-- start INPUT FOR THIS TASK --
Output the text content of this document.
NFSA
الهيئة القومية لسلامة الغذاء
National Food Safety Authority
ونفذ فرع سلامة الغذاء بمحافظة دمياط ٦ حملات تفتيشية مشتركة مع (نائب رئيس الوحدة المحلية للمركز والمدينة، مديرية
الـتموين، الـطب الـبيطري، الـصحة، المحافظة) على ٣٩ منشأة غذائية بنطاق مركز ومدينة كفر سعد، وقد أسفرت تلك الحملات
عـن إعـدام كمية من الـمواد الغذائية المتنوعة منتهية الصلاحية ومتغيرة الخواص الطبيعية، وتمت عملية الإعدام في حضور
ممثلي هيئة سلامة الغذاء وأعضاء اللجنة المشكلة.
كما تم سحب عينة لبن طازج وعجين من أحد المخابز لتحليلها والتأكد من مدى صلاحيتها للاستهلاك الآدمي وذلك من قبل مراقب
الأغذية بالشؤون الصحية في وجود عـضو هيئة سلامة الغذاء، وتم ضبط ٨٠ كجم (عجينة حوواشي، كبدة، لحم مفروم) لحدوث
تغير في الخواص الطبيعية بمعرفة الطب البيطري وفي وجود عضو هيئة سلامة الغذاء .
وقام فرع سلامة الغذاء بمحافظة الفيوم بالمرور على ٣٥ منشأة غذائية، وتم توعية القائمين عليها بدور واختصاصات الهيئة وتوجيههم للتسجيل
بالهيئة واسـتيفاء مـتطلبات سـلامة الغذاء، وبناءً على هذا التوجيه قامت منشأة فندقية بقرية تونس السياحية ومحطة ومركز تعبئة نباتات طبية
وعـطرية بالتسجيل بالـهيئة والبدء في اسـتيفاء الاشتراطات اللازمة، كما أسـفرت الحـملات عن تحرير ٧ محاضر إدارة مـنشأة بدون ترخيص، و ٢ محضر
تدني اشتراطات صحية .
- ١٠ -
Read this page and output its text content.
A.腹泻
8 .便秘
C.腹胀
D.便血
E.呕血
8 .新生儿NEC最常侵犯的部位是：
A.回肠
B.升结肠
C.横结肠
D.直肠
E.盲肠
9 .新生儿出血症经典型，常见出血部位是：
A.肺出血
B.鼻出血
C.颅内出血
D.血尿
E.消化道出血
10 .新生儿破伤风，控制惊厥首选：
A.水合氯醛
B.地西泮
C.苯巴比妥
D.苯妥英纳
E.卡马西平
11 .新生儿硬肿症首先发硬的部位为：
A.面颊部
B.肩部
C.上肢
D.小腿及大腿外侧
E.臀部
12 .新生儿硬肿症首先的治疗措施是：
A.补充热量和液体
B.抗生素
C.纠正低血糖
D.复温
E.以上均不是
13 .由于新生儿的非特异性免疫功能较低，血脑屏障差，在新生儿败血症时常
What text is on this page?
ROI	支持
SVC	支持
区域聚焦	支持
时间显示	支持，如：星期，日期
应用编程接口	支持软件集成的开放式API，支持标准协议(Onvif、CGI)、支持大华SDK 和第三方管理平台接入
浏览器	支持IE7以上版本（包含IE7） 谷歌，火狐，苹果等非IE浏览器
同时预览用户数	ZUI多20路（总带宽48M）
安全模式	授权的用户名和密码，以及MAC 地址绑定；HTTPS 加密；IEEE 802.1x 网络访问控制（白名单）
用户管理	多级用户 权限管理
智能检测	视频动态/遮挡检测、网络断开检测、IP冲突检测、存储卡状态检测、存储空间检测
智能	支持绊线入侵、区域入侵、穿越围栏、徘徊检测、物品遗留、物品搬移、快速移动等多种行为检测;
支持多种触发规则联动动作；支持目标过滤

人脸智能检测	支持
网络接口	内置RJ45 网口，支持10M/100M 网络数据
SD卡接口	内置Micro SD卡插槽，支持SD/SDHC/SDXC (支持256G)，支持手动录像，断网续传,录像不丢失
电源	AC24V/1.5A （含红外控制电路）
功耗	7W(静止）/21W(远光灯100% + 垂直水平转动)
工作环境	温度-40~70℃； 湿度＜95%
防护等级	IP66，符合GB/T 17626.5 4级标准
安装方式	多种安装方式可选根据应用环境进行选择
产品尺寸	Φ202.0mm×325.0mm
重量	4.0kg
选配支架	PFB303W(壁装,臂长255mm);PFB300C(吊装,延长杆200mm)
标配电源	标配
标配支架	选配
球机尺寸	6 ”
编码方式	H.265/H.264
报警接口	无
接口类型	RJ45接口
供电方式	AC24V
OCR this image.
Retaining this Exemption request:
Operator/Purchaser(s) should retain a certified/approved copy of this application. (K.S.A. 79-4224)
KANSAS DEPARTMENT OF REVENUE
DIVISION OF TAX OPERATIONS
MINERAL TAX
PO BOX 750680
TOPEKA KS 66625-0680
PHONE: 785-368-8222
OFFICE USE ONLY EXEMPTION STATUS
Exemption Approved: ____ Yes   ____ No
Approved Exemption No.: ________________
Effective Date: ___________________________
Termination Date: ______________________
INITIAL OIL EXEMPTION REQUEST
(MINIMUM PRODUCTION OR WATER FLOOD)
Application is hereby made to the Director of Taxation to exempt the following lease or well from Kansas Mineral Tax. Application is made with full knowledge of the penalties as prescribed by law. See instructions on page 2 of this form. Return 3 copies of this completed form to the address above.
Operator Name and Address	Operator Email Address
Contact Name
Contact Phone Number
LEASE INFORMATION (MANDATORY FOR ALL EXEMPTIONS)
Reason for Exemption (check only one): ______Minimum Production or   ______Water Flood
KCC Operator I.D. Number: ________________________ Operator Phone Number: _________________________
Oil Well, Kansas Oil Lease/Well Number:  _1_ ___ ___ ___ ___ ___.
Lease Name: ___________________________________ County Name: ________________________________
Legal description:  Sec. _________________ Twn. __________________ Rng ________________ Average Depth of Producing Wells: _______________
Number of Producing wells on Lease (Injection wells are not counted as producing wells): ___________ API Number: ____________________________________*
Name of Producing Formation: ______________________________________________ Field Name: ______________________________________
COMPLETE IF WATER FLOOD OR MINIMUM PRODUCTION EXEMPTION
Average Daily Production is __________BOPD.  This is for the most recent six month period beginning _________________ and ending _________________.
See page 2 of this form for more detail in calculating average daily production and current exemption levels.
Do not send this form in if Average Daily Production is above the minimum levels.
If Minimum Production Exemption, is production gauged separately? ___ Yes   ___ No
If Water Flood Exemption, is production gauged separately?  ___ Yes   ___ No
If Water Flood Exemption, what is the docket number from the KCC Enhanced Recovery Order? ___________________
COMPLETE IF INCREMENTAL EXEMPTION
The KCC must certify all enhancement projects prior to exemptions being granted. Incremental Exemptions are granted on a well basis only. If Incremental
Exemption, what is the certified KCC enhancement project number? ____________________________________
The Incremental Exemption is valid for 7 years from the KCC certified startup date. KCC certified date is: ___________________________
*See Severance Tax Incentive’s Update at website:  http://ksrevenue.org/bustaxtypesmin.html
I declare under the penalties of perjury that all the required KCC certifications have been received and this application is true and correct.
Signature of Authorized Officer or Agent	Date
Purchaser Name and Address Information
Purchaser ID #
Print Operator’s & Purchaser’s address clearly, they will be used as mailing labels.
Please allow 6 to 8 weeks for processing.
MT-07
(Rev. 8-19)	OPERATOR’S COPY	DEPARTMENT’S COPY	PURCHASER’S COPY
-- end INPUT FOR THIS TASK --
## [REQUIREMENT]
Go through the entries and repeat each one exactly.

## [WRITTEN REPLY]
Output the text content of this document.
NFSA
الهيئة القومية لسلامة الغذاء
National Food Safety Authority
ونفذ فرع سلامة الغذاء بمحافظة دمياط ٦ حملات تفتيشية مشتركة مع (نائب رئيس الوحدة المحلية للمركز والمدينة، مديرية
الـتموين، الـطب الـبيطري، الـصحة، المحافظة) على ٣٩ منشأة غذائية بنطاق مركز ومدينة كفر سعد، وقد أسفرت تلك الحملات
عـن إعـدام كمية من الـمواد الغذائية المتنوعة منتهية الصلاحية ومتغيرة الخواص الطبيعية، وتمت عملية الإعدام في حضور
ممثلي هيئة سلامة الغذاء وأعضاء اللجنة المشكلة.
كما تم سحب عينة لبن طازج وعجين من أحد المخابز لتحليلها والتأكد من مدى صلاحيتها للاستهلاك الآدمي وذلك من قبل مراقب
الأغذية بالشؤون الصحية في وجود عـضو هيئة سلامة الغذاء، وتم ضبط ٨٠ كجم (عجينة حوواشي، كبدة، لحم مفروم) لحدوث
تغير في الخواص الطبيعية بمعرفة الطب البيطري وفي وجود عضو هيئة سلامة الغذاء .
وقام فرع سلامة الغذاء بمحافظة الفيوم بالمرور على ٣٥ منشأة غذائية، وتم توعية القائمين عليها بدور واختصاصات الهيئة وتوجيههم للتسجيل
بالهيئة واسـتيفاء مـتطلبات سـلامة الغذاء، وبناءً على هذا التوجيه قامت منشأة فندقية بقرية تونس السياحية ومحطة ومركز تعبئة نباتات طبية
وعـطرية بالتسجيل بالـهيئة والبدء في اسـتيفاء الاشتراطات اللازمة، كما أسـفرت الحـملات عن تحرير ٧ محاضر إدارة مـنشأة بدون ترخيص، و ٢ محضر
تدني اشتراطات صحية .
- ١٠ -
Read this page and output its text content.
A.腹泻
8 .便秘
C.腹胀
D.便血
E.呕血
8 .新生儿NEC最常侵犯的部位是：
A.回肠
B.升结肠
C.横结肠
D.直肠
E.盲肠
9 .新生儿出血症经典型，常见出血部位是：
A.肺出血
B.鼻出血
C.颅内出血
D.血尿
E.消化道出血
10 .新生儿破伤风，控制惊厥首选：
A.水合氯醛
B.地西泮
C.苯巴比妥
D.苯妥英纳
E.卡马西平
11 .新生儿硬肿症首先发硬的部位为：
A.面颊部
B.肩部
C.上肢
D.小腿及大腿外侧
E.臀部
12 .新生儿硬肿症首先的治疗措施是：
A.补充热量和液体
B.抗生素
C.纠正低血糖
D.复温
E.以上均不是
13 .由于新生儿的非特异性免疫功能较低，血脑屏障差，在新生儿败血症时常
What text is on this page?
ROI	支持
SVC	支持
区域聚焦	支持
时间显示	支持，如：星期，日期
应用编程接口	支持软件集成的开放式API，支持标准协议(Onvif、CGI)、支持大华SDK 和第三方管理平台接入
浏览器	支持IE7以上版本（包含IE7） 谷歌，火狐，苹果等非IE浏览器
同时预览用户数	ZUI多20路（总带宽48M）
安全模式	授权的用户名和密码，以及MAC 地址绑定；HTTPS 加密；IEEE 802.1x 网络访问控制（白名单）
用户管理	多级用户 权限管理
智能检测	视频动态/遮挡检测、网络断开检测、IP冲突检测、存储卡状态检测、存储空间检测
智能	支持绊线入侵、区域入侵、穿越围栏、徘徊检测、物品遗留、物品搬移、快速移动等多种行为检测;
支持多种触发规则联动动作；支持目标过滤

人脸智能检测	支持
网络接口	内置RJ45 网口，支持10M/100M 网络数据
SD卡接口	内置Micro SD卡插槽，支持SD/SDHC/SDXC (支持256G)，支持手动录像，断网续传,录像不丢失
电源	AC24V/1.5A （含红外控制电路）
功耗	7W(静止）/21W(远光灯100% + 垂直水平转动)
工作环境	温度-40~70℃； 湿度＜95%
防护等级	IP66，符合GB/T 17626.5 4级标准
安装方式	多种安装方式可选根据应用环境进行选择
产品尺寸	Φ202.0mm×325.0mm
重量	4.0kg
选配支架	PFB303W(壁装,臂长255mm);PFB300C(吊装,延长杆200mm)
标配电源	标配
标配支架	选配
球机尺寸	6 ”
编码方式	H.265/H.264
报警接口	无
接口类型	RJ45接口
供电方式	AC24V
OCR this image.
Retaining this Exemption request:
Operator/Purchaser(s) should retain a certified/approved copy of this application. (K.S.A. 79-4224)
KANSAS DEPARTMENT OF REVENUE
DIVISION OF TAX OPERATIONS
MINERAL TAX
PO BOX 750680
TOPEKA KS 66625-0680
PHONE: 785-368-8222
OFFICE USE ONLY EXEMPTION STATUS
Exemption Approved: ____ Yes   ____ No
Approved Exemption No.: ________________
Effective Date: ___________________________
Termination Date: ______________________
INITIAL OIL EXEMPTION REQUEST
(MINIMUM PRODUCTION OR WATER FLOOD)
Application is hereby made to the Director of Taxation to exempt the following lease or well from Kansas Mineral Tax. Application is made with full knowledge of the penalties as prescribed by law. See instructions on page 2 of this form. Return 3 copies of this completed form to the address above.
Operator Name and Address	Operator Email Address
Contact Name
Contact Phone Number
LEASE INFORMATION (MANDATORY FOR ALL EXEMPTIONS)
Reason for Exemption (check only one): ______Minimum Production or   ______Water Flood
KCC Operator I.D. Number: ________________________ Operator Phone Number: _________________________
Oil Well, Kansas Oil Lease/Well Number:  _1_ ___ ___ ___ ___ ___.
Lease Name: ___________________________________ County Name: ________________________________
Legal description:  Sec. _________________ Twn. __________________ Rng ________________ Average Depth of Producing Wells: _______________
Number of Producing wells on Lease (Injection wells are not counted as producing wells): ___________ API Number: ____________________________________*
Name of Producing Formation: ______________________________________________ Field Name: ______________________________________
COMPLETE IF WATER FLOOD OR MINIMUM PRODUCTION EXEMPTION
Average Daily Production is __________BOPD.  This is for the most recent six month period beginning _________________ and ending _________________.
See page 2 of this form for more detail in calculating average daily production and current exemption levels.
Do not send this form in if Average Daily Production is above the minimum levels.
If Minimum Production Exemption, is production gauged separately? ___ Yes   ___ No
If Water Flood Exemption, is production gauged separately?  ___ Yes   ___ No
If Water Flood Exemption, what is the docket number from the KCC Enhanced Recovery Order? ___________________
COMPLETE IF INCREMENTAL EXEMPTION
The KCC must certify all enhancement projects prior to exemptions being granted. Incremental Exemptions are granted on a well basis only. If Incremental
Exemption, what is the certified KCC enhancement project number? ____________________________________
The Incremental Exemption is valid for 7 years from the KCC certified startup date. KCC certified date is: ___________________________
*See Severance Tax Incentive’s Update at website:  http://ksrevenue.org/bustaxtypesmin.html
I declare under the penalties of perjury that all the required KCC certifications have been received and this application is true and correct.
Signature of Authorized Officer or Agent	Date
Purchaser Name and Address Information
Purchaser ID #
Print Operator’s & Purchaser’s address clearly, they will be used as mailing labels.
Please allow 6 to 8 weeks for processing.
MT-07
(Rev. 8-19)	OPERATOR’S COPY	DEPARTMENT’S COPY	PURCHASER’S COPY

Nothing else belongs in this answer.